Extract each line of the data below exactly as written.
===============
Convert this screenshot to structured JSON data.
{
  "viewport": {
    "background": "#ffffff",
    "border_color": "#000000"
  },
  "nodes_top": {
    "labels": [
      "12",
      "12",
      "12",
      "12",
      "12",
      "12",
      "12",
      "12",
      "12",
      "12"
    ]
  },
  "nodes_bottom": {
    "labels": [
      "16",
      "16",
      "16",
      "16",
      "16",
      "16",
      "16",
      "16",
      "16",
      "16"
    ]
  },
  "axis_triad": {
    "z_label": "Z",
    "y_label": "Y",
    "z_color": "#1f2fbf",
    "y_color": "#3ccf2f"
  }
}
===============
--- THE SOLUTION ---
Convert this screenshot to structured JSON data.
{
  "viewport": {
    "background": "#ffffff",
    "border_color": "#000000"
  },
  "nodes_top": {
    "labels": [
      "12",
      "12",
      "12",
      "12",
      "12",
      "12",
      "12",
      "12",
      "12",
      "12"
    ]
  },
  "nodes_bottom": {
    "labels": [
      "16",
      "16",
      "16",
      "16",
      "16",
      "16",
      "16",
      "16",
      "16",
      "16"
    ]
  },
  "axis_triad": {
    "z_label": "Z",
    "y_label": "Y",
    "z_color": "#1f2fbf",
    "y_color": "#3ccf2f"
  }
}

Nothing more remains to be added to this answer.